TASK BRIEF
Below are records; state how many of their lines hold the word "Dovolená", and give only the figure.

SUPPLIED RECORDS
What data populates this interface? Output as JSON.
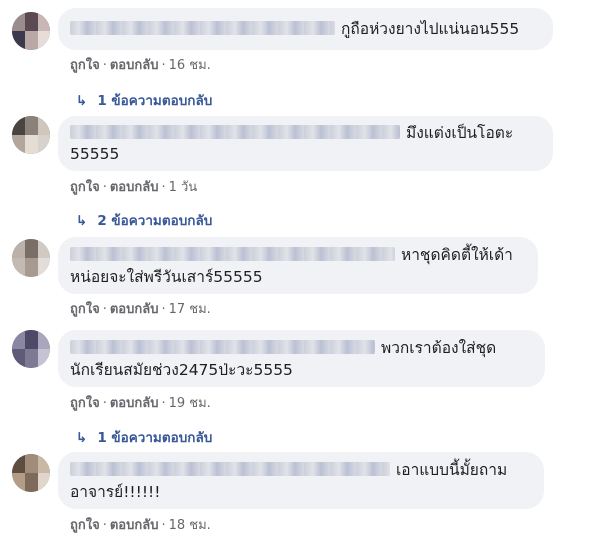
{
  "comments": [
    {
      "text_line1": "กูถือห่วงยางไปแน่นอน555",
      "text_line2": "",
      "like_label": "ถูกใจ",
      "reply_label": "ตอบกลับ",
      "time": "16 ชม.",
      "replies_label": "1 ข้อความตอบกลับ"
    },
    {
      "text_line1": "มึงแต่งเป็นโอตะ",
      "text_line2": "55555",
      "like_label": "ถูกใจ",
      "reply_label": "ตอบกลับ",
      "time": "1 วัน",
      "replies_label": "2 ข้อความตอบกลับ"
    },
    {
      "text_line1": "หาชุดคิดตี้ให้เด้า",
      "text_line2": "หน่อยจะใส่พรีวันเสาร์55555",
      "like_label": "ถูกใจ",
      "reply_label": "ตอบกลับ",
      "time": "17 ชม.",
      "replies_label": ""
    },
    {
      "text_line1": "พวกเราต้องใส่ชุด",
      "text_line2": "นักเรียนสมัยช่วง2475ป่ะวะ5555",
      "like_label": "ถูกใจ",
      "reply_label": "ตอบกลับ",
      "time": "19 ชม.",
      "replies_label": "1 ข้อความตอบกลับ"
    },
    {
      "text_line1": "เอาแบบนี้มั้ยถาม",
      "text_line2": "อาจารย์!!!!!!",
      "like_label": "ถูกใจ",
      "reply_label": "ตอบกลับ",
      "time": "18 ชม.",
      "replies_label": ""
    }
  ],
  "reply_arrow_icon": "reply-arrow-icon",
  "colors": {
    "bubble": "#f0f2f5",
    "text": "#1c1e21",
    "meta": "#65676b",
    "link": "#385898"
  }
}
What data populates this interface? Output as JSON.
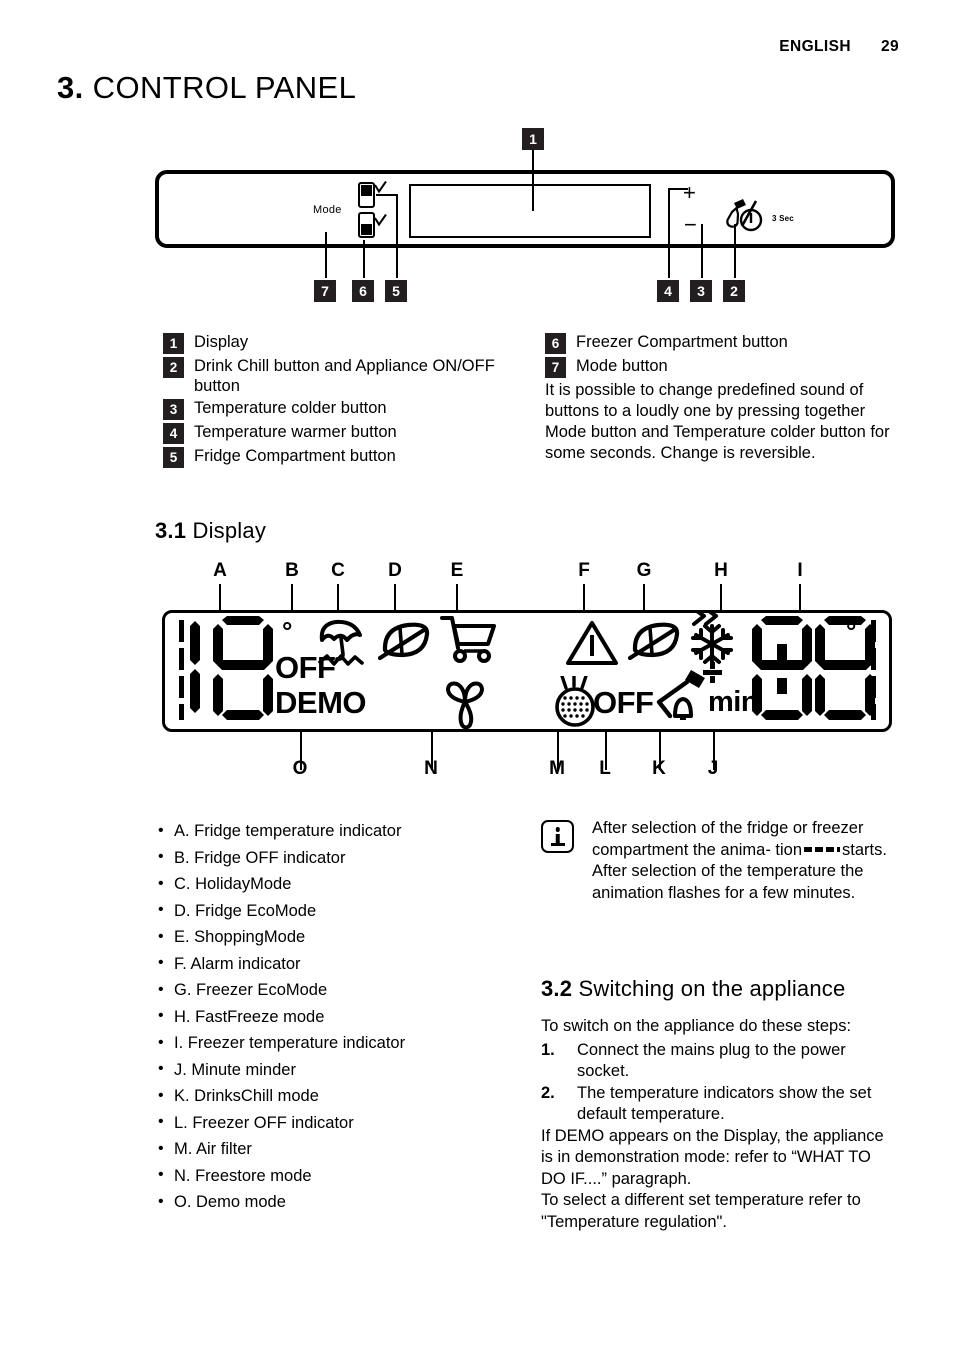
{
  "header": {
    "language": "ENGLISH",
    "page_number": "29"
  },
  "chapter": {
    "number": "3.",
    "title": "CONTROL PANEL"
  },
  "control_panel_figure": {
    "mode_label": "Mode",
    "plus_label": "+",
    "minus_label": "−",
    "sec_label": "3 Sec",
    "callouts": [
      "1",
      "2",
      "3",
      "4",
      "5",
      "6",
      "7"
    ],
    "icons": {
      "fridge_compartment": "compartment-check-icon",
      "freezer_compartment": "compartment-check-icon",
      "power": "drink-chill-power-icon"
    }
  },
  "legend_left": [
    {
      "num": "1",
      "text": "Display"
    },
    {
      "num": "2",
      "text": "Drink Chill button and Appliance ON/OFF button"
    },
    {
      "num": "3",
      "text": "Temperature colder button"
    },
    {
      "num": "4",
      "text": "Temperature warmer button"
    },
    {
      "num": "5",
      "text": "Fridge Compartment button"
    }
  ],
  "legend_right": [
    {
      "num": "6",
      "text": "Freezer Compartment button"
    },
    {
      "num": "7",
      "text": "Mode button"
    }
  ],
  "legend_right_note": "It is possible to change predefined sound of buttons to a loudly one by pressing together Mode button and Temperature colder button for some seconds. Change is reversible.",
  "section_display": {
    "number": "3.1",
    "title": "Display"
  },
  "lcd_figure": {
    "top_letters": [
      "A",
      "B",
      "C",
      "D",
      "E",
      "F",
      "G",
      "H",
      "I"
    ],
    "bottom_letters": [
      "O",
      "N",
      "M",
      "L",
      "K",
      "J"
    ],
    "texts": {
      "off_left": "OFF",
      "demo": "DEMO",
      "off_right": "OFF",
      "min": "min",
      "degree_left": "°",
      "degree_right": "°"
    },
    "icons": {
      "C": "holiday-umbrella-icon",
      "D": "fridge-eco-leaf-icon",
      "E": "shopping-cart-icon",
      "F": "alarm-triangle-icon",
      "G": "freezer-eco-leaf-icon",
      "H": "fastfreeze-snowflake-icon",
      "K": "drinks-chill-icon",
      "M": "air-filter-icon",
      "N": "freestore-propeller-icon"
    }
  },
  "display_items": [
    "A. Fridge temperature indicator",
    "B. Fridge OFF indicator",
    "C. HolidayMode",
    "D. Fridge EcoMode",
    "E. ShoppingMode",
    "F. Alarm indicator",
    "G. Freezer EcoMode",
    "H. FastFreeze mode",
    "I. Freezer temperature indicator",
    "J. Minute minder",
    "K. DrinksChill mode",
    "L. Freezer OFF indicator",
    "M. Air filter",
    "N. Freestore mode",
    "O. Demo mode"
  ],
  "info_box": {
    "icon": "info-icon",
    "line1": "After selection of the fridge or freezer compartment the anima-",
    "line2_prefix": "tion",
    "line2_suffix": "starts.",
    "line3": "After selection of the temperature the animation flashes for a few minutes."
  },
  "section_switching": {
    "number": "3.2",
    "title": "Switching on the appliance",
    "intro": "To switch on the appliance do these steps:",
    "steps": [
      {
        "num": "1.",
        "text": "Connect the mains plug to the power socket."
      },
      {
        "num": "2.",
        "text": "The temperature indicators show the set default temperature."
      }
    ],
    "note1": "If DEMO appears on the Display, the appliance is in demonstration mode: refer to “WHAT TO DO IF....” paragraph.",
    "note2": "To select a different set temperature refer to \"Temperature regulation\"."
  },
  "colors": {
    "ink": "#000000",
    "callout_bg": "#231f20",
    "callout_fg": "#ffffff",
    "page_bg": "#ffffff"
  }
}
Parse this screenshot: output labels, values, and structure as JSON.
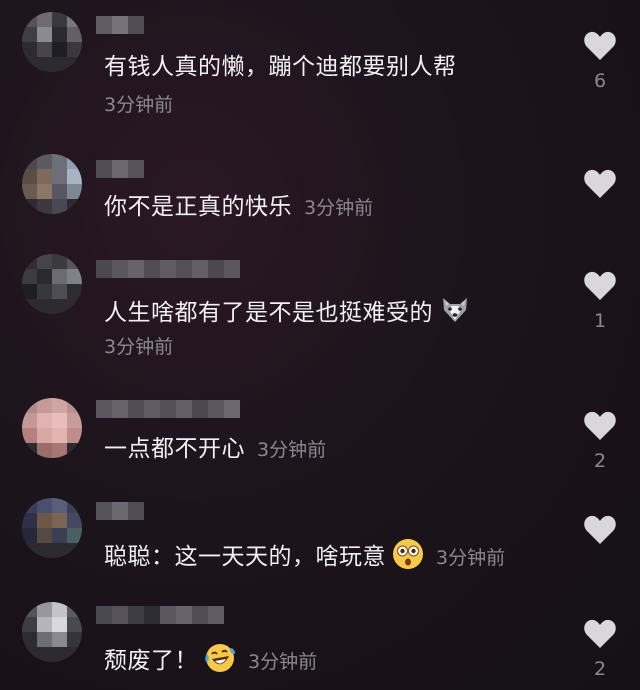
{
  "comments": [
    {
      "text": "有钱人真的懒，蹦个迪都要别人帮",
      "time": "3分钟前",
      "likes": "6"
    },
    {
      "text": "你不是正真的快乐",
      "time": "3分钟前",
      "likes": ""
    },
    {
      "text": "人生啥都有了是不是也挺难受的",
      "time": "3分钟前",
      "likes": "1",
      "emoji": "husky-dog-emoji"
    },
    {
      "text": "一点都不开心",
      "time": "3分钟前",
      "likes": "2"
    },
    {
      "text": "聪聪：这一天天的，啥玩意",
      "time": "3分钟前",
      "likes": "",
      "emoji": "shocked-face-emoji"
    },
    {
      "text": "颓废了！",
      "time": "3分钟前",
      "likes": "2",
      "emoji": "laughing-tears-face-emoji"
    }
  ],
  "icons": {
    "like": "heart-icon"
  },
  "colors": {
    "background": "#1c141b",
    "text": "#f2f0f2",
    "muted": "#8b8890",
    "heart": "#d9d7da"
  }
}
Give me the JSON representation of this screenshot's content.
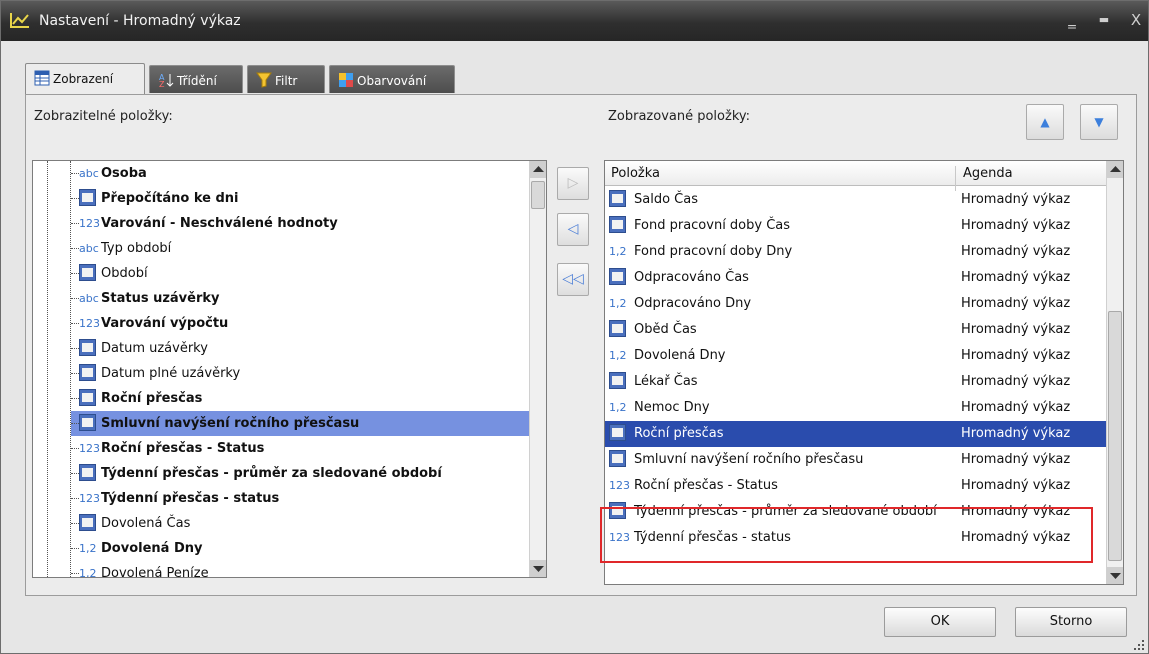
{
  "window": {
    "title": "Nastavení - Hromadný výkaz",
    "controls": {
      "minimize": "‗",
      "maximize": "▬",
      "close": "X"
    }
  },
  "tabs": [
    {
      "label": "Zobrazení",
      "icon": "table-icon",
      "active": true
    },
    {
      "label": "Třídění",
      "icon": "sort-az-icon",
      "active": false
    },
    {
      "label": "Filtr",
      "icon": "funnel-icon",
      "active": false
    },
    {
      "label": "Obarvování",
      "icon": "color-grid-icon",
      "active": false
    }
  ],
  "left": {
    "label": "Zobrazitelné položky:",
    "items": [
      {
        "icon": "abc",
        "text": "Osoba",
        "bold": true
      },
      {
        "icon": "cal",
        "text": "Přepočítáno ke dni",
        "bold": true
      },
      {
        "icon": "123",
        "text": "Varování - Neschválené hodnoty",
        "bold": true
      },
      {
        "icon": "abc",
        "text": "Typ období",
        "bold": false
      },
      {
        "icon": "cal",
        "text": "Období",
        "bold": false
      },
      {
        "icon": "abc",
        "text": "Status uzávěrky",
        "bold": true
      },
      {
        "icon": "123",
        "text": "Varování výpočtu",
        "bold": true
      },
      {
        "icon": "cal",
        "text": "Datum uzávěrky",
        "bold": false
      },
      {
        "icon": "cal",
        "text": "Datum plné uzávěrky",
        "bold": false
      },
      {
        "icon": "cal",
        "text": "Roční přesčas",
        "bold": true
      },
      {
        "icon": "cal",
        "text": "Smluvní navýšení ročního přesčasu",
        "bold": true,
        "selected": true
      },
      {
        "icon": "123",
        "text": "Roční přesčas - Status",
        "bold": true
      },
      {
        "icon": "cal",
        "text": "Týdenní přesčas - průměr za sledované období",
        "bold": true
      },
      {
        "icon": "123",
        "text": "Týdenní přesčas - status",
        "bold": true
      },
      {
        "icon": "cal",
        "text": "Dovolená Čas",
        "bold": false
      },
      {
        "icon": "1,2",
        "text": "Dovolená Dny",
        "bold": true
      },
      {
        "icon": "1,2",
        "text": "Dovolená Peníze",
        "bold": false
      }
    ]
  },
  "right": {
    "label": "Zobrazované položky:",
    "columns": [
      "Položka",
      "Agenda"
    ],
    "rows": [
      {
        "icon": "cal",
        "item": "Saldo Čas",
        "agenda": "Hromadný výkaz"
      },
      {
        "icon": "cal",
        "item": "Fond pracovní doby Čas",
        "agenda": "Hromadný výkaz"
      },
      {
        "icon": "1,2",
        "item": "Fond pracovní doby Dny",
        "agenda": "Hromadný výkaz"
      },
      {
        "icon": "cal",
        "item": "Odpracováno Čas",
        "agenda": "Hromadný výkaz"
      },
      {
        "icon": "1,2",
        "item": "Odpracováno Dny",
        "agenda": "Hromadný výkaz"
      },
      {
        "icon": "cal",
        "item": "Oběd Čas",
        "agenda": "Hromadný výkaz"
      },
      {
        "icon": "1,2",
        "item": "Dovolená Dny",
        "agenda": "Hromadný výkaz"
      },
      {
        "icon": "cal",
        "item": "Lékař Čas",
        "agenda": "Hromadný výkaz"
      },
      {
        "icon": "1,2",
        "item": "Nemoc Dny",
        "agenda": "Hromadný výkaz"
      },
      {
        "icon": "cal",
        "item": "Roční přesčas",
        "agenda": "Hromadný výkaz",
        "selected": true
      },
      {
        "icon": "cal",
        "item": "Smluvní navýšení ročního přesčasu",
        "agenda": "Hromadný výkaz"
      },
      {
        "icon": "123",
        "item": "Roční přesčas - Status",
        "agenda": "Hromadný výkaz"
      },
      {
        "icon": "cal",
        "item": "Týdenní přesčas - průměr za sledované období",
        "agenda": "Hromadný výkaz"
      },
      {
        "icon": "123",
        "item": "Týdenní přesčas - status",
        "agenda": "Hromadný výkaz"
      }
    ]
  },
  "move_buttons": {
    "add": "▷",
    "remove": "◁",
    "remove_all": "◁◁"
  },
  "order_buttons": {
    "up": "▲",
    "down": "▼"
  },
  "buttons": {
    "ok": "OK",
    "cancel": "Storno"
  },
  "colors": {
    "selection": "#2a4cad",
    "tree_selection": "#7691e0",
    "highlight_frame": "#e0282a"
  }
}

EXERCISE RESULT
4